## WHAT THIS TASK INVOLVES:
Print the lines below word for word, covering the stretch from the line containing "legend-label: [0.296] CFNet" through the line containing "legend-label: [0.239] BACF".

(Spatial annotation entries)
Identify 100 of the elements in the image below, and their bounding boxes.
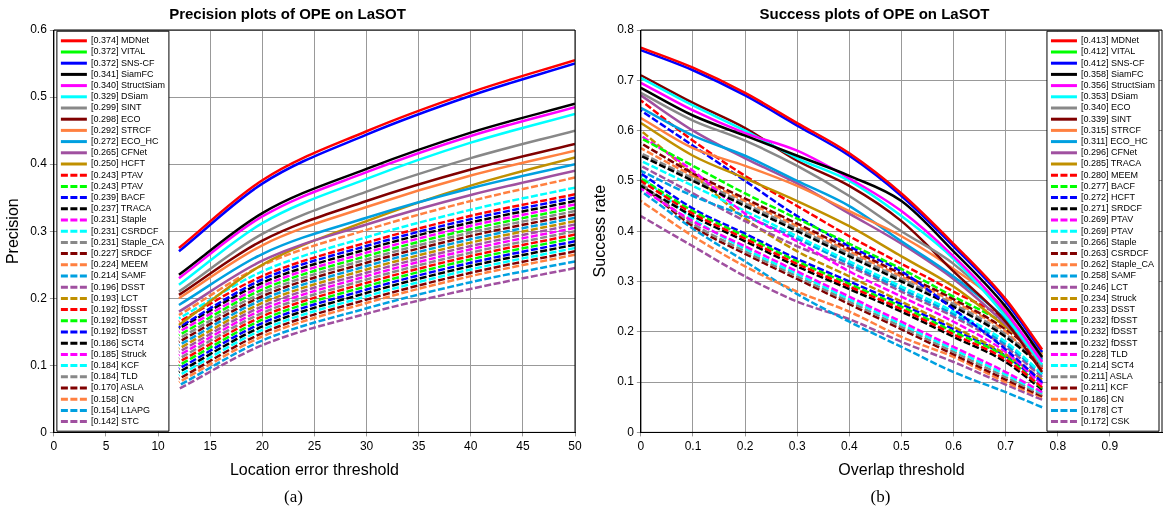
legend-label: [0.296] CFNet [1080, 147, 1138, 158]
legend-label: [0.280] MEEM [1080, 169, 1138, 180]
x-tick-label: 20 [255, 438, 270, 453]
legend-label: [0.228] TLD [1080, 348, 1129, 359]
chart-title: Precision plots of OPE on LaSOT [169, 5, 406, 23]
x-tick-label: 25 [307, 438, 322, 453]
legend-label: [0.185] Struck [90, 348, 147, 359]
y-axis-title: Precision [4, 198, 22, 265]
x-tick-label: 5 [102, 438, 110, 453]
x-tick-label: 15 [203, 438, 218, 453]
legend-label: [0.271] SRDCF [1080, 203, 1143, 214]
legend-label: [0.372] VITAL [90, 46, 146, 57]
legend-label: [0.232] fDSST [1080, 337, 1138, 348]
legend-label: [0.356] StructSiam [1080, 80, 1156, 91]
legend-label: [0.374] MDNet [90, 35, 150, 46]
x-tick-label: 0.8 [1049, 438, 1067, 453]
y-tick-label: 0.2 [617, 324, 635, 339]
legend-label: [0.353] DSiam [1080, 91, 1138, 102]
y-tick-label: 0.5 [617, 173, 635, 188]
legend-label: [0.413] MDNet [1080, 35, 1140, 46]
legend-label: [0.196] DSST [90, 281, 146, 292]
legend-label: [0.154] L1APG [90, 404, 150, 415]
legend-label: [0.239] BACF [90, 192, 146, 203]
legend-label: [0.250] HCFT [90, 158, 146, 169]
legend-label: [0.186] SCT4 [90, 337, 144, 348]
legend-label: [0.231] Staple_CA [90, 236, 164, 247]
legend-label: [0.243] PTAV [90, 180, 144, 191]
legend-label: [0.263] CSRDCF [1080, 248, 1149, 259]
legend-label: [0.269] PTAV [1080, 214, 1134, 225]
x-axis-title: Location error threshold [229, 460, 399, 478]
legend-label: [0.233] DSST [1080, 304, 1136, 315]
y-tick-label: 0.6 [30, 22, 48, 37]
x-tick-label: 0.3 [788, 438, 806, 453]
legend-label: [0.224] MEEM [90, 259, 148, 270]
y-tick-label: 0.4 [617, 223, 635, 238]
legend-label: [0.412] SNS-CF [1080, 57, 1145, 68]
x-tick-label: 0.5 [893, 438, 911, 453]
x-tick-label: 35 [411, 438, 426, 453]
y-axis-title: Success rate [591, 184, 609, 278]
legend-label: [0.178] CT [1080, 404, 1124, 415]
legend-label: [0.339] SINT [1080, 113, 1132, 124]
x-tick-label: 0.4 [840, 438, 858, 453]
legend-label: [0.266] Staple [1080, 236, 1137, 247]
legend-label: [0.298] ECO [90, 113, 141, 124]
x-tick-label: 40 [464, 438, 478, 453]
y-tick-label: 0.6 [617, 122, 635, 137]
y-tick-label: 0.1 [617, 374, 635, 389]
legend-label: [0.158] CN [90, 393, 134, 404]
x-tick-label: 0.2 [736, 438, 754, 453]
legend-label: [0.262] Staple_CA [1080, 259, 1155, 270]
legend-label: [0.272] HCFT [1080, 192, 1136, 203]
legend-label: [0.186] CN [1080, 393, 1124, 404]
x-tick-label: 0.6 [945, 438, 963, 453]
y-tick-label: 0.2 [30, 290, 48, 305]
y-tick-label: 0 [40, 424, 48, 439]
y-tick-label: 0 [627, 424, 635, 439]
x-tick-label: 0.1 [684, 438, 702, 453]
legend-label: [0.193] LCT [90, 292, 139, 303]
x-tick-label: 50 [568, 438, 582, 453]
legend-label: [0.340] ECO [1080, 102, 1131, 113]
legend-label: [0.184] TLD [90, 371, 139, 382]
legend-label: [0.412] VITAL [1080, 46, 1136, 57]
legend-label: [0.277] BACF [1080, 180, 1136, 191]
x-tick-label: 10 [151, 438, 166, 453]
text: (a) [283, 486, 304, 508]
y-tick-label: 0.8 [617, 22, 635, 37]
legend-label: [0.243] PTAV [90, 169, 144, 180]
legend-label: [0.292] STRCF [90, 124, 152, 135]
legend-label: [0.234] Struck [1080, 292, 1137, 303]
x-axis-title: Overlap threshold [838, 460, 965, 478]
legend-label: [0.192] fDSST [90, 315, 148, 326]
legend-label: [0.372] SNS-CF [90, 57, 155, 68]
x-tick-label: 30 [359, 438, 374, 453]
legend-label: [0.258] SAMF [1080, 270, 1137, 281]
legend-label: [0.170] ASLA [90, 382, 144, 393]
legend-label: [0.214] SCT4 [1080, 360, 1134, 371]
legend-label: [0.231] CSRDCF [90, 225, 159, 236]
y-tick-label: 0.4 [30, 156, 48, 171]
legend-label: [0.237] TRACA [90, 203, 152, 214]
text: (b) [869, 486, 892, 508]
legend-label: [0.231] Staple [90, 214, 147, 225]
chart-title: Success plots of OPE on LaSOT [759, 5, 990, 23]
legend-label: [0.341] SiamFC [90, 68, 154, 79]
legend-label: [0.214] SAMF [90, 270, 147, 281]
legend-label: [0.299] SINT [90, 102, 142, 113]
x-tick-label: 45 [516, 438, 530, 453]
legend-label: [0.232] fDSST [1080, 315, 1138, 326]
legend-label: [0.285] TRACA [1080, 158, 1142, 169]
legend-label: [0.184] KCF [90, 360, 140, 371]
legend-label: [0.272] ECO_HC [90, 136, 159, 147]
y-tick-label: 0.1 [30, 357, 48, 372]
legend-label: [0.265] CFNet [90, 147, 148, 158]
y-tick-label: 0.3 [617, 273, 635, 288]
legend-label: [0.192] fDSST [90, 326, 148, 337]
legend-label: [0.211] KCF [1080, 382, 1129, 393]
x-tick-label: 0 [637, 438, 645, 453]
x-tick-label: 0 [50, 438, 58, 453]
legend-label: [0.192] fDSST [90, 304, 148, 315]
legend-label: [0.311] ECO_HC [1080, 136, 1149, 147]
y-tick-label: 0.5 [30, 89, 48, 104]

## RESPONSE FOR THIS EXERCISE:
legend-label: [0.296] CFNet [1080, 147, 1138, 158]
legend-label: [0.280] MEEM [1080, 169, 1138, 180]
x-tick-label: 20 [255, 438, 270, 453]
legend-label: [0.228] TLD [1080, 348, 1129, 359]
chart-title: Precision plots of OPE on LaSOT [169, 5, 406, 23]
x-tick-label: 25 [307, 438, 322, 453]
legend-label: [0.185] Struck [90, 348, 147, 359]
y-axis-title: Precision [4, 198, 22, 265]
x-tick-label: 5 [102, 438, 110, 453]
x-tick-label: 15 [203, 438, 218, 453]
legend-label: [0.271] SRDCF [1080, 203, 1143, 214]
legend-label: [0.372] VITAL [90, 46, 146, 57]
legend-label: [0.232] fDSST [1080, 337, 1138, 348]
legend-label: [0.356] StructSiam [1080, 80, 1156, 91]
legend-label: [0.374] MDNet [90, 35, 150, 46]
x-tick-label: 0.8 [1049, 438, 1067, 453]
y-tick-label: 0.2 [617, 324, 635, 339]
legend-label: [0.353] DSiam [1080, 91, 1138, 102]
y-tick-label: 0.5 [617, 173, 635, 188]
legend-label: [0.413] MDNet [1080, 35, 1140, 46]
legend-label: [0.196] DSST [90, 281, 146, 292]
legend-label: [0.154] L1APG [90, 404, 150, 415]
legend-label: [0.239] BACF [90, 192, 146, 203]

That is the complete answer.